• **The exercise**
Copy out each line of the material below with no changes.

(Extracted records)
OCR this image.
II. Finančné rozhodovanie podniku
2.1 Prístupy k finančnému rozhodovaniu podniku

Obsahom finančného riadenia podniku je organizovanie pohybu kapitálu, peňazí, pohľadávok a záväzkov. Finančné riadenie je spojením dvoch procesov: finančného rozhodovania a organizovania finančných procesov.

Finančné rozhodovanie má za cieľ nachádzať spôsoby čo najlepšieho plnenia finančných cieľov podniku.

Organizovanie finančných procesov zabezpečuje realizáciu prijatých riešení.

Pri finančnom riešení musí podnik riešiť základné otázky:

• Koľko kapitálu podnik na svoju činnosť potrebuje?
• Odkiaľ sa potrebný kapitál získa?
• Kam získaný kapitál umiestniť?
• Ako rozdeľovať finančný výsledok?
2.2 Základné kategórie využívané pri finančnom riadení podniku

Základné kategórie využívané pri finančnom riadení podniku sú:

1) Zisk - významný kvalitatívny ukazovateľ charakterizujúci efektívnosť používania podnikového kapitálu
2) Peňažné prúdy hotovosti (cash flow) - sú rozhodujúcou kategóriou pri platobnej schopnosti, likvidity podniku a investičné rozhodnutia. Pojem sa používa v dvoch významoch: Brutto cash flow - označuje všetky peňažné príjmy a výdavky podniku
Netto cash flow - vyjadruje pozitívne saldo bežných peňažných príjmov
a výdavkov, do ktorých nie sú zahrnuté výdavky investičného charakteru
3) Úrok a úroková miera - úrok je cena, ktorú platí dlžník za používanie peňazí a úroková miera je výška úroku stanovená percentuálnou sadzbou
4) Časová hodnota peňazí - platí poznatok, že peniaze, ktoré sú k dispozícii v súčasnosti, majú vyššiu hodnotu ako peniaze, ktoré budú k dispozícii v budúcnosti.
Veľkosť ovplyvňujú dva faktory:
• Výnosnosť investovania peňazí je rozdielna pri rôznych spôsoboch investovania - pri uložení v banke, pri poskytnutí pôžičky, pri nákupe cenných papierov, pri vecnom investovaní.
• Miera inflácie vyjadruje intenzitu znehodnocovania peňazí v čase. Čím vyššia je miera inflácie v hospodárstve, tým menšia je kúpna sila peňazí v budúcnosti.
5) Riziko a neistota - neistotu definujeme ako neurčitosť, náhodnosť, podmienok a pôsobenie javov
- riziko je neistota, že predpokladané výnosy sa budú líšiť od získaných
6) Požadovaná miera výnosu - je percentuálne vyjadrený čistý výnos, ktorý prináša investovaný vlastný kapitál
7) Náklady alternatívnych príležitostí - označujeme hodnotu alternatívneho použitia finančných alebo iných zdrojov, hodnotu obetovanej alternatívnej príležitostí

• **Response**
OCR this image.
II. Finančné rozhodovanie podniku
2.1 Prístupy k finančnému rozhodovaniu podniku

Obsahom finančného riadenia podniku je organizovanie pohybu kapitálu, peňazí, pohľadávok a záväzkov. Finančné riadenie je spojením dvoch procesov: finančného rozhodovania a organizovania finančných procesov.

Finančné rozhodovanie má za cieľ nachádzať spôsoby čo najlepšieho plnenia finančných cieľov podniku.

Organizovanie finančných procesov zabezpečuje realizáciu prijatých riešení.

Pri finančnom riešení musí podnik riešiť základné otázky:

• Koľko kapitálu podnik na svoju činnosť potrebuje?
• Odkiaľ sa potrebný kapitál získa?
• Kam získaný kapitál umiestniť?
• Ako rozdeľovať finančný výsledok?
2.2 Základné kategórie využívané pri finančnom riadení podniku

Základné kategórie využívané pri finančnom riadení podniku sú:

1) Zisk - významný kvalitatívny ukazovateľ charakterizujúci efektívnosť používania podnikového kapitálu
2) Peňažné prúdy hotovosti (cash flow) - sú rozhodujúcou kategóriou pri platobnej schopnosti, likvidity podniku a investičné rozhodnutia. Pojem sa používa v dvoch významoch: Brutto cash flow - označuje všetky peňažné príjmy a výdavky podniku
Netto cash flow - vyjadruje pozitívne saldo bežných peňažných príjmov
a výdavkov, do ktorých nie sú zahrnuté výdavky investičného charakteru
3) Úrok a úroková miera - úrok je cena, ktorú platí dlžník za používanie peňazí a úroková miera je výška úroku stanovená percentuálnou sadzbou
4) Časová hodnota peňazí - platí poznatok, že peniaze, ktoré sú k dispozícii v súčasnosti, majú vyššiu hodnotu ako peniaze, ktoré budú k dispozícii v budúcnosti.
Veľkosť ovplyvňujú dva faktory:
• Výnosnosť investovania peňazí je rozdielna pri rôznych spôsoboch investovania - pri uložení v banke, pri poskytnutí pôžičky, pri nákupe cenných papierov, pri vecnom investovaní.
• Miera inflácie vyjadruje intenzitu znehodnocovania peňazí v čase. Čím vyššia je miera inflácie v hospodárstve, tým menšia je kúpna sila peňazí v budúcnosti.
5) Riziko a neistota - neistotu definujeme ako neurčitosť, náhodnosť, podmienok a pôsobenie javov
- riziko je neistota, že predpokladané výnosy sa budú líšiť od získaných
6) Požadovaná miera výnosu - je percentuálne vyjadrený čistý výnos, ktorý prináša investovaný vlastný kapitál
7) Náklady alternatívnych príležitostí - označujeme hodnotu alternatívneho použitia finančných alebo iných zdrojov, hodnotu obetovanej alternatívnej príležitostí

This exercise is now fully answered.